TASK DETAILS: The records below are made of lines; count those holding the word "nghìn" and give the number only.

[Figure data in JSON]
============

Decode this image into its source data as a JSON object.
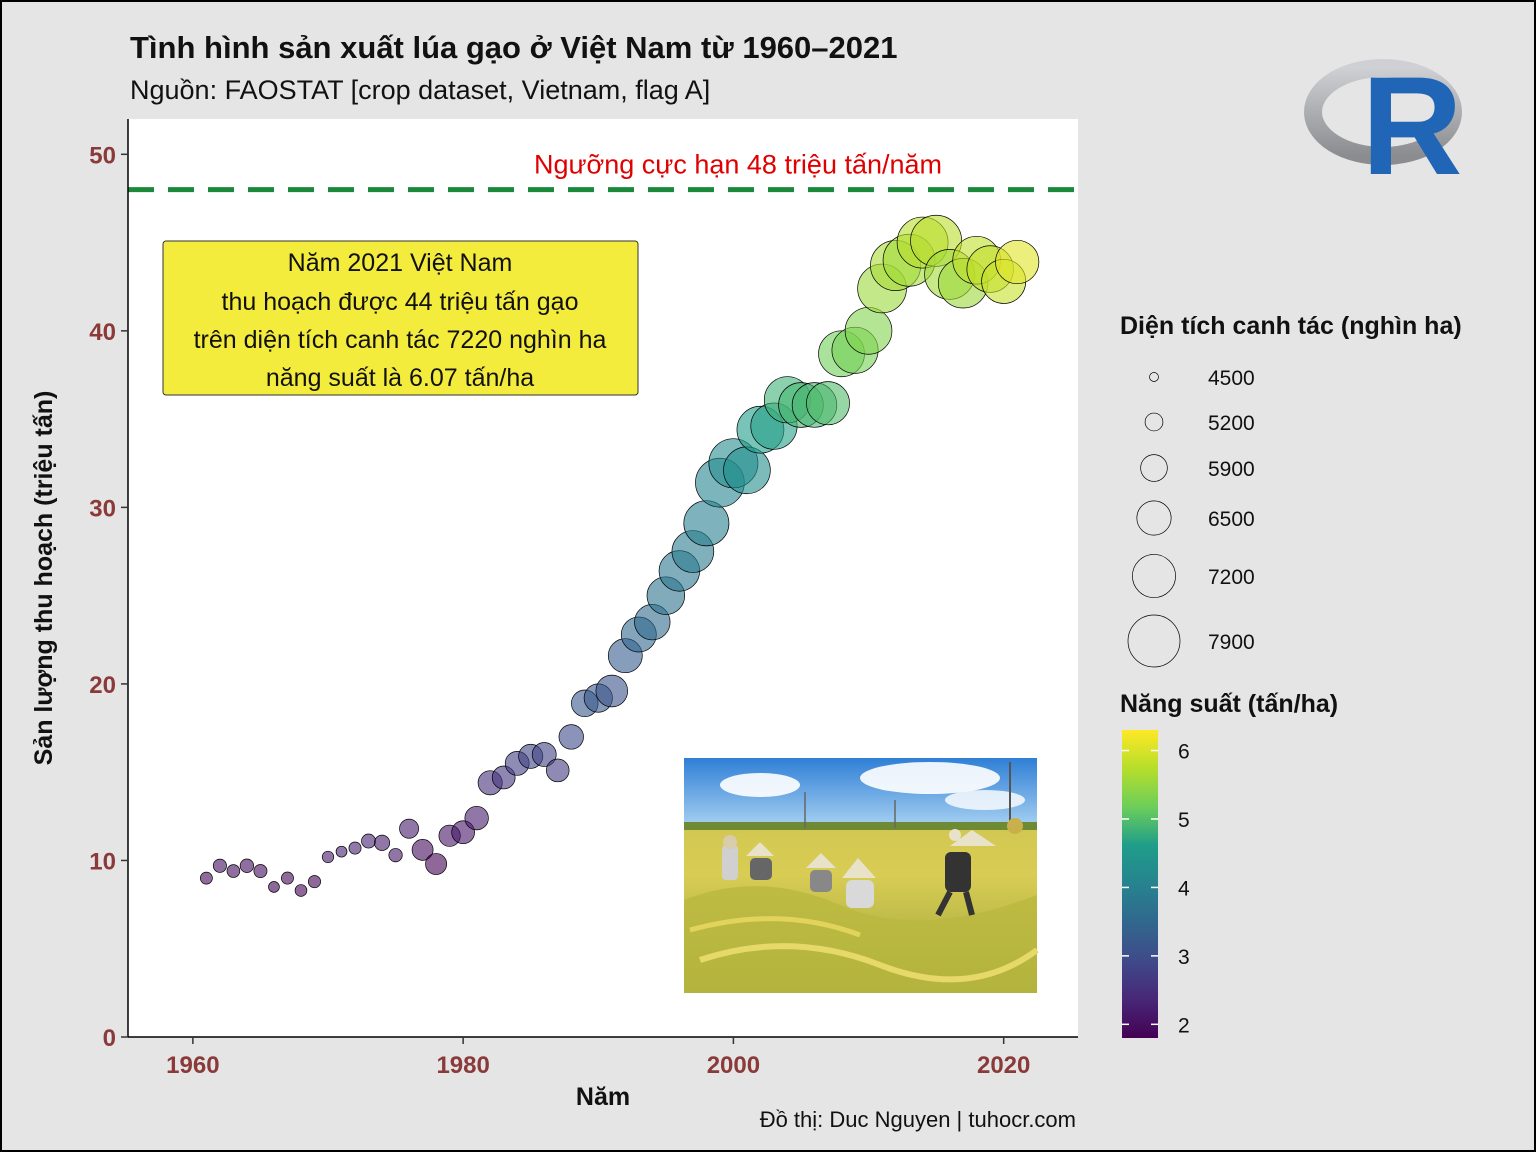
{
  "title": "Tình hình sản xuất lúa gạo ở Việt Nam từ 1960–2021",
  "subtitle": "Nguồn: FAOSTAT [crop dataset, Vietnam, flag A]",
  "caption": "Đồ thị: Duc Nguyen | tuhocr.com",
  "logo": {
    "name": "r-logo",
    "letter": "R",
    "ring_color": "#a8a9ad",
    "letter_color": "#2165b6"
  },
  "photo": {
    "name": "rice-harvest-photo"
  },
  "chart_data": {
    "type": "scatter",
    "xlabel": "Năm",
    "ylabel": "Sản lượng thu hoạch (triệu tấn)",
    "xlim": [
      1955.2,
      2025.5
    ],
    "ylim": [
      0,
      52
    ],
    "x_ticks": [
      1960,
      1980,
      2000,
      2020
    ],
    "y_ticks": [
      0,
      10,
      20,
      30,
      40,
      50
    ],
    "threshold": {
      "value": 48,
      "label": "Ngưỡng cực hạn 48 triệu tấn/năm",
      "color": "#1a8a3a"
    },
    "annotation": {
      "lines": [
        "Năm 2021 Việt Nam",
        "thu hoạch được 44 triệu tấn gạo",
        "trên diện tích canh tác 7220 nghìn ha",
        "năng suất là 6.07 tấn/ha"
      ],
      "fill": "#f3ec3c"
    },
    "size_legend": {
      "title": "Diện tích canh tác (nghìn ha)",
      "breaks": [
        4500,
        5200,
        5900,
        6500,
        7200,
        7900
      ]
    },
    "color_legend": {
      "title": "Năng suất (tấn/ha)",
      "ticks": [
        2,
        3,
        4,
        5,
        6
      ],
      "range": [
        1.8,
        6.3
      ],
      "palette": [
        "#440154",
        "#482777",
        "#3f4a8a",
        "#31678e",
        "#26838f",
        "#1f9d8a",
        "#6cce5a",
        "#b6de2b",
        "#fee825"
      ]
    },
    "points": [
      {
        "year": 1961,
        "production": 9.0,
        "area": 4740,
        "yield": 1.9
      },
      {
        "year": 1962,
        "production": 9.7,
        "area": 4840,
        "yield": 2.0
      },
      {
        "year": 1963,
        "production": 9.4,
        "area": 4800,
        "yield": 1.95
      },
      {
        "year": 1964,
        "production": 9.7,
        "area": 4860,
        "yield": 2.0
      },
      {
        "year": 1965,
        "production": 9.4,
        "area": 4830,
        "yield": 1.95
      },
      {
        "year": 1966,
        "production": 8.5,
        "area": 4650,
        "yield": 1.85
      },
      {
        "year": 1967,
        "production": 9.0,
        "area": 4750,
        "yield": 1.9
      },
      {
        "year": 1968,
        "production": 8.3,
        "area": 4720,
        "yield": 1.8
      },
      {
        "year": 1969,
        "production": 8.8,
        "area": 4760,
        "yield": 1.85
      },
      {
        "year": 1970,
        "production": 10.2,
        "area": 4700,
        "yield": 2.15
      },
      {
        "year": 1971,
        "production": 10.5,
        "area": 4650,
        "yield": 2.25
      },
      {
        "year": 1972,
        "production": 10.7,
        "area": 4750,
        "yield": 2.25
      },
      {
        "year": 1973,
        "production": 11.1,
        "area": 4900,
        "yield": 2.3
      },
      {
        "year": 1974,
        "production": 11.0,
        "area": 5000,
        "yield": 2.2
      },
      {
        "year": 1975,
        "production": 10.3,
        "area": 4850,
        "yield": 2.15
      },
      {
        "year": 1976,
        "production": 11.8,
        "area": 5300,
        "yield": 2.2
      },
      {
        "year": 1977,
        "production": 10.6,
        "area": 5450,
        "yield": 1.95
      },
      {
        "year": 1978,
        "production": 9.8,
        "area": 5460,
        "yield": 1.8
      },
      {
        "year": 1979,
        "production": 11.4,
        "area": 5480,
        "yield": 2.1
      },
      {
        "year": 1980,
        "production": 11.6,
        "area": 5600,
        "yield": 2.1
      },
      {
        "year": 1981,
        "production": 12.4,
        "area": 5650,
        "yield": 2.2
      },
      {
        "year": 1982,
        "production": 14.4,
        "area": 5700,
        "yield": 2.5
      },
      {
        "year": 1983,
        "production": 14.7,
        "area": 5600,
        "yield": 2.6
      },
      {
        "year": 1984,
        "production": 15.5,
        "area": 5680,
        "yield": 2.75
      },
      {
        "year": 1985,
        "production": 15.9,
        "area": 5700,
        "yield": 2.8
      },
      {
        "year": 1986,
        "production": 16.0,
        "area": 5690,
        "yield": 2.8
      },
      {
        "year": 1987,
        "production": 15.1,
        "area": 5590,
        "yield": 2.7
      },
      {
        "year": 1988,
        "production": 17.0,
        "area": 5730,
        "yield": 2.95
      },
      {
        "year": 1989,
        "production": 18.9,
        "area": 5900,
        "yield": 3.2
      },
      {
        "year": 1990,
        "production": 19.2,
        "area": 6030,
        "yield": 3.2
      },
      {
        "year": 1991,
        "production": 19.6,
        "area": 6300,
        "yield": 3.1
      },
      {
        "year": 1992,
        "production": 21.6,
        "area": 6480,
        "yield": 3.3
      },
      {
        "year": 1993,
        "production": 22.8,
        "area": 6560,
        "yield": 3.5
      },
      {
        "year": 1994,
        "production": 23.5,
        "area": 6600,
        "yield": 3.55
      },
      {
        "year": 1995,
        "production": 25.0,
        "area": 6770,
        "yield": 3.7
      },
      {
        "year": 1996,
        "production": 26.4,
        "area": 7000,
        "yield": 3.8
      },
      {
        "year": 1997,
        "production": 27.5,
        "area": 7100,
        "yield": 3.9
      },
      {
        "year": 1998,
        "production": 29.1,
        "area": 7360,
        "yield": 3.95
      },
      {
        "year": 1999,
        "production": 31.4,
        "area": 7650,
        "yield": 4.1
      },
      {
        "year": 2000,
        "production": 32.5,
        "area": 7670,
        "yield": 4.25
      },
      {
        "year": 2001,
        "production": 32.1,
        "area": 7490,
        "yield": 4.3
      },
      {
        "year": 2002,
        "production": 34.4,
        "area": 7500,
        "yield": 4.6
      },
      {
        "year": 2003,
        "production": 34.6,
        "area": 7450,
        "yield": 4.65
      },
      {
        "year": 2004,
        "production": 36.1,
        "area": 7450,
        "yield": 4.85
      },
      {
        "year": 2005,
        "production": 35.8,
        "area": 7330,
        "yield": 4.9
      },
      {
        "year": 2006,
        "production": 35.8,
        "area": 7320,
        "yield": 4.9
      },
      {
        "year": 2007,
        "production": 35.9,
        "area": 7200,
        "yield": 4.98
      },
      {
        "year": 2008,
        "production": 38.7,
        "area": 7420,
        "yield": 5.2
      },
      {
        "year": 2009,
        "production": 38.9,
        "area": 7440,
        "yield": 5.23
      },
      {
        "year": 2010,
        "production": 40.0,
        "area": 7490,
        "yield": 5.34
      },
      {
        "year": 2011,
        "production": 42.4,
        "area": 7650,
        "yield": 5.53
      },
      {
        "year": 2012,
        "production": 43.7,
        "area": 7760,
        "yield": 5.63
      },
      {
        "year": 2013,
        "production": 44.0,
        "area": 7900,
        "yield": 5.58
      },
      {
        "year": 2014,
        "production": 45.0,
        "area": 7820,
        "yield": 5.75
      },
      {
        "year": 2015,
        "production": 45.1,
        "area": 7830,
        "yield": 5.76
      },
      {
        "year": 2016,
        "production": 43.2,
        "area": 7740,
        "yield": 5.58
      },
      {
        "year": 2017,
        "production": 42.7,
        "area": 7710,
        "yield": 5.55
      },
      {
        "year": 2018,
        "production": 44.0,
        "area": 7570,
        "yield": 5.81
      },
      {
        "year": 2019,
        "production": 43.5,
        "area": 7470,
        "yield": 5.82
      },
      {
        "year": 2020,
        "production": 42.8,
        "area": 7280,
        "yield": 5.88
      },
      {
        "year": 2021,
        "production": 43.9,
        "area": 7220,
        "yield": 6.07
      }
    ]
  }
}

============

OUTPUT FOR THIS EXERCISE: 2